▸ WHAT IS EXPECTED: Make an exact transcription of the material, leaving out all images.

____ SUPPLIED INFORMATION

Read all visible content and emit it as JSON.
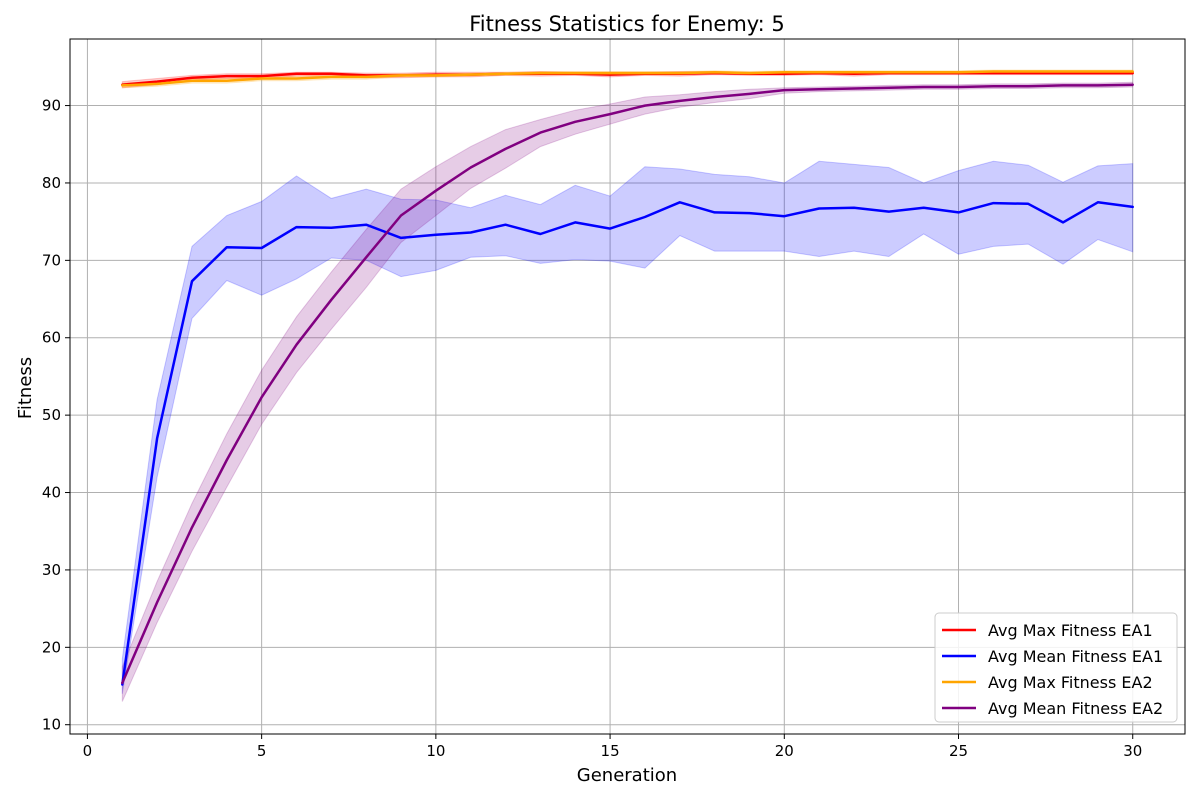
{
  "chart_data": {
    "type": "line",
    "title": "Fitness Statistics for Enemy: 5",
    "xlabel": "Generation",
    "ylabel": "Fitness",
    "xlim": [
      -0.5,
      31.5
    ],
    "ylim": [
      8.8,
      98.6
    ],
    "xticks": [
      0,
      5,
      10,
      15,
      20,
      25,
      30
    ],
    "yticks": [
      10,
      20,
      30,
      40,
      50,
      60,
      70,
      80,
      90
    ],
    "grid": true,
    "legend_position": "bottom-right",
    "x": [
      1,
      2,
      3,
      4,
      5,
      6,
      7,
      8,
      9,
      10,
      11,
      12,
      13,
      14,
      15,
      16,
      17,
      18,
      19,
      20,
      21,
      22,
      23,
      24,
      25,
      26,
      27,
      28,
      29,
      30
    ],
    "series": [
      {
        "name": "Avg Max Fitness EA1",
        "color": "#ff0000",
        "values": [
          92.7,
          93.1,
          93.6,
          93.8,
          93.8,
          94.1,
          94.1,
          93.9,
          93.9,
          94.0,
          94.0,
          94.1,
          94.1,
          94.1,
          94.0,
          94.1,
          94.1,
          94.2,
          94.1,
          94.1,
          94.2,
          94.1,
          94.2,
          94.2,
          94.2,
          94.2,
          94.2,
          94.2,
          94.2,
          94.2
        ],
        "upper": [
          93.1,
          93.5,
          93.9,
          94.1,
          94.1,
          94.3,
          94.3,
          94.2,
          94.2,
          94.3,
          94.3,
          94.3,
          94.4,
          94.3,
          94.3,
          94.3,
          94.4,
          94.4,
          94.3,
          94.3,
          94.4,
          94.4,
          94.4,
          94.4,
          94.4,
          94.4,
          94.4,
          94.4,
          94.4,
          94.4
        ],
        "lower": [
          92.3,
          92.7,
          93.3,
          93.5,
          93.5,
          93.8,
          93.8,
          93.6,
          93.6,
          93.7,
          93.7,
          93.9,
          93.8,
          93.9,
          93.7,
          93.9,
          93.8,
          94.0,
          93.9,
          93.9,
          94.0,
          93.8,
          94.0,
          94.0,
          94.0,
          94.0,
          94.0,
          94.0,
          94.0,
          94.0
        ]
      },
      {
        "name": "Avg Mean Fitness EA1",
        "color": "#0000ff",
        "values": [
          15.2,
          47.0,
          67.3,
          71.7,
          71.6,
          74.3,
          74.2,
          74.6,
          72.9,
          73.3,
          73.6,
          74.6,
          73.4,
          74.9,
          74.1,
          75.6,
          77.5,
          76.2,
          76.1,
          75.7,
          76.7,
          76.8,
          76.3,
          76.8,
          76.2,
          77.4,
          77.3,
          74.9,
          77.5,
          76.9
        ],
        "upper": [
          18.5,
          52.0,
          71.8,
          75.8,
          77.6,
          80.9,
          78.0,
          79.2,
          77.9,
          77.8,
          76.8,
          78.4,
          77.2,
          79.7,
          78.3,
          82.1,
          81.8,
          81.1,
          80.8,
          80.0,
          82.8,
          82.4,
          82.0,
          80.0,
          81.6,
          82.8,
          82.3,
          80.1,
          82.2,
          82.5
        ],
        "lower": [
          14.0,
          42.0,
          62.5,
          67.4,
          65.5,
          67.6,
          70.3,
          70.0,
          67.9,
          68.7,
          70.4,
          70.6,
          69.6,
          70.1,
          69.9,
          69.0,
          73.2,
          71.2,
          71.2,
          71.2,
          70.5,
          71.2,
          70.5,
          73.4,
          70.8,
          71.8,
          72.1,
          69.5,
          72.7,
          71.1
        ]
      },
      {
        "name": "Avg Max Fitness EA2",
        "color": "#ffa500",
        "values": [
          92.6,
          92.8,
          93.2,
          93.2,
          93.5,
          93.5,
          93.7,
          93.7,
          93.9,
          93.9,
          94.0,
          94.1,
          94.2,
          94.2,
          94.2,
          94.2,
          94.2,
          94.3,
          94.2,
          94.3,
          94.3,
          94.3,
          94.3,
          94.3,
          94.3,
          94.4,
          94.4,
          94.4,
          94.4,
          94.4
        ],
        "upper": [
          92.9,
          93.1,
          93.5,
          93.5,
          93.8,
          93.8,
          94.0,
          94.0,
          94.1,
          94.1,
          94.2,
          94.3,
          94.4,
          94.4,
          94.4,
          94.4,
          94.4,
          94.5,
          94.4,
          94.5,
          94.5,
          94.5,
          94.5,
          94.5,
          94.5,
          94.6,
          94.6,
          94.6,
          94.6,
          94.6
        ],
        "lower": [
          92.3,
          92.5,
          92.9,
          92.9,
          93.2,
          93.2,
          93.4,
          93.4,
          93.7,
          93.7,
          93.8,
          93.9,
          94.0,
          94.0,
          94.0,
          94.0,
          94.0,
          94.1,
          94.0,
          94.1,
          94.1,
          94.1,
          94.1,
          94.1,
          94.1,
          94.2,
          94.2,
          94.2,
          94.2,
          94.2
        ]
      },
      {
        "name": "Avg Mean Fitness EA2",
        "color": "#800080",
        "values": [
          15.4,
          25.8,
          35.5,
          44.2,
          52.3,
          59.1,
          64.9,
          70.4,
          75.8,
          79.0,
          82.0,
          84.4,
          86.5,
          87.9,
          88.9,
          90.0,
          90.6,
          91.1,
          91.5,
          92.0,
          92.1,
          92.2,
          92.3,
          92.4,
          92.4,
          92.5,
          92.5,
          92.6,
          92.6,
          92.7
        ],
        "upper": [
          17.5,
          28.5,
          38.6,
          47.6,
          55.8,
          62.7,
          68.5,
          74.0,
          79.2,
          82.1,
          84.7,
          86.9,
          88.2,
          89.4,
          90.2,
          91.1,
          91.4,
          91.8,
          92.1,
          92.3,
          92.4,
          92.5,
          92.6,
          92.7,
          92.7,
          92.8,
          92.8,
          92.9,
          92.9,
          93.0
        ],
        "lower": [
          13.0,
          23.2,
          32.4,
          40.7,
          48.8,
          55.5,
          61.1,
          66.5,
          72.3,
          75.8,
          79.3,
          81.9,
          84.7,
          86.3,
          87.6,
          88.9,
          89.8,
          90.4,
          90.9,
          91.6,
          91.8,
          91.9,
          92.0,
          92.1,
          92.1,
          92.2,
          92.2,
          92.3,
          92.3,
          92.4
        ]
      }
    ]
  }
}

________

▸ CORRECT ANSWER:
Read all visible content and emit it as JSON.
{
  "chart_data": {
    "type": "line",
    "title": "Fitness Statistics for Enemy: 5",
    "xlabel": "Generation",
    "ylabel": "Fitness",
    "xlim": [
      -0.5,
      31.5
    ],
    "ylim": [
      8.8,
      98.6
    ],
    "xticks": [
      0,
      5,
      10,
      15,
      20,
      25,
      30
    ],
    "yticks": [
      10,
      20,
      30,
      40,
      50,
      60,
      70,
      80,
      90
    ],
    "grid": true,
    "legend_position": "bottom-right",
    "x": [
      1,
      2,
      3,
      4,
      5,
      6,
      7,
      8,
      9,
      10,
      11,
      12,
      13,
      14,
      15,
      16,
      17,
      18,
      19,
      20,
      21,
      22,
      23,
      24,
      25,
      26,
      27,
      28,
      29,
      30
    ],
    "series": [
      {
        "name": "Avg Max Fitness EA1",
        "color": "#ff0000",
        "values": [
          92.7,
          93.1,
          93.6,
          93.8,
          93.8,
          94.1,
          94.1,
          93.9,
          93.9,
          94.0,
          94.0,
          94.1,
          94.1,
          94.1,
          94.0,
          94.1,
          94.1,
          94.2,
          94.1,
          94.1,
          94.2,
          94.1,
          94.2,
          94.2,
          94.2,
          94.2,
          94.2,
          94.2,
          94.2,
          94.2
        ],
        "upper": [
          93.1,
          93.5,
          93.9,
          94.1,
          94.1,
          94.3,
          94.3,
          94.2,
          94.2,
          94.3,
          94.3,
          94.3,
          94.4,
          94.3,
          94.3,
          94.3,
          94.4,
          94.4,
          94.3,
          94.3,
          94.4,
          94.4,
          94.4,
          94.4,
          94.4,
          94.4,
          94.4,
          94.4,
          94.4,
          94.4
        ],
        "lower": [
          92.3,
          92.7,
          93.3,
          93.5,
          93.5,
          93.8,
          93.8,
          93.6,
          93.6,
          93.7,
          93.7,
          93.9,
          93.8,
          93.9,
          93.7,
          93.9,
          93.8,
          94.0,
          93.9,
          93.9,
          94.0,
          93.8,
          94.0,
          94.0,
          94.0,
          94.0,
          94.0,
          94.0,
          94.0,
          94.0
        ]
      },
      {
        "name": "Avg Mean Fitness EA1",
        "color": "#0000ff",
        "values": [
          15.2,
          47.0,
          67.3,
          71.7,
          71.6,
          74.3,
          74.2,
          74.6,
          72.9,
          73.3,
          73.6,
          74.6,
          73.4,
          74.9,
          74.1,
          75.6,
          77.5,
          76.2,
          76.1,
          75.7,
          76.7,
          76.8,
          76.3,
          76.8,
          76.2,
          77.4,
          77.3,
          74.9,
          77.5,
          76.9
        ],
        "upper": [
          18.5,
          52.0,
          71.8,
          75.8,
          77.6,
          80.9,
          78.0,
          79.2,
          77.9,
          77.8,
          76.8,
          78.4,
          77.2,
          79.7,
          78.3,
          82.1,
          81.8,
          81.1,
          80.8,
          80.0,
          82.8,
          82.4,
          82.0,
          80.0,
          81.6,
          82.8,
          82.3,
          80.1,
          82.2,
          82.5
        ],
        "lower": [
          14.0,
          42.0,
          62.5,
          67.4,
          65.5,
          67.6,
          70.3,
          70.0,
          67.9,
          68.7,
          70.4,
          70.6,
          69.6,
          70.1,
          69.9,
          69.0,
          73.2,
          71.2,
          71.2,
          71.2,
          70.5,
          71.2,
          70.5,
          73.4,
          70.8,
          71.8,
          72.1,
          69.5,
          72.7,
          71.1
        ]
      },
      {
        "name": "Avg Max Fitness EA2",
        "color": "#ffa500",
        "values": [
          92.6,
          92.8,
          93.2,
          93.2,
          93.5,
          93.5,
          93.7,
          93.7,
          93.9,
          93.9,
          94.0,
          94.1,
          94.2,
          94.2,
          94.2,
          94.2,
          94.2,
          94.3,
          94.2,
          94.3,
          94.3,
          94.3,
          94.3,
          94.3,
          94.3,
          94.4,
          94.4,
          94.4,
          94.4,
          94.4
        ],
        "upper": [
          92.9,
          93.1,
          93.5,
          93.5,
          93.8,
          93.8,
          94.0,
          94.0,
          94.1,
          94.1,
          94.2,
          94.3,
          94.4,
          94.4,
          94.4,
          94.4,
          94.4,
          94.5,
          94.4,
          94.5,
          94.5,
          94.5,
          94.5,
          94.5,
          94.5,
          94.6,
          94.6,
          94.6,
          94.6,
          94.6
        ],
        "lower": [
          92.3,
          92.5,
          92.9,
          92.9,
          93.2,
          93.2,
          93.4,
          93.4,
          93.7,
          93.7,
          93.8,
          93.9,
          94.0,
          94.0,
          94.0,
          94.0,
          94.0,
          94.1,
          94.0,
          94.1,
          94.1,
          94.1,
          94.1,
          94.1,
          94.1,
          94.2,
          94.2,
          94.2,
          94.2,
          94.2
        ]
      },
      {
        "name": "Avg Mean Fitness EA2",
        "color": "#800080",
        "values": [
          15.4,
          25.8,
          35.5,
          44.2,
          52.3,
          59.1,
          64.9,
          70.4,
          75.8,
          79.0,
          82.0,
          84.4,
          86.5,
          87.9,
          88.9,
          90.0,
          90.6,
          91.1,
          91.5,
          92.0,
          92.1,
          92.2,
          92.3,
          92.4,
          92.4,
          92.5,
          92.5,
          92.6,
          92.6,
          92.7
        ],
        "upper": [
          17.5,
          28.5,
          38.6,
          47.6,
          55.8,
          62.7,
          68.5,
          74.0,
          79.2,
          82.1,
          84.7,
          86.9,
          88.2,
          89.4,
          90.2,
          91.1,
          91.4,
          91.8,
          92.1,
          92.3,
          92.4,
          92.5,
          92.6,
          92.7,
          92.7,
          92.8,
          92.8,
          92.9,
          92.9,
          93.0
        ],
        "lower": [
          13.0,
          23.2,
          32.4,
          40.7,
          48.8,
          55.5,
          61.1,
          66.5,
          72.3,
          75.8,
          79.3,
          81.9,
          84.7,
          86.3,
          87.6,
          88.9,
          89.8,
          90.4,
          90.9,
          91.6,
          91.8,
          91.9,
          92.0,
          92.1,
          92.1,
          92.2,
          92.2,
          92.3,
          92.3,
          92.4
        ]
      }
    ]
  }
}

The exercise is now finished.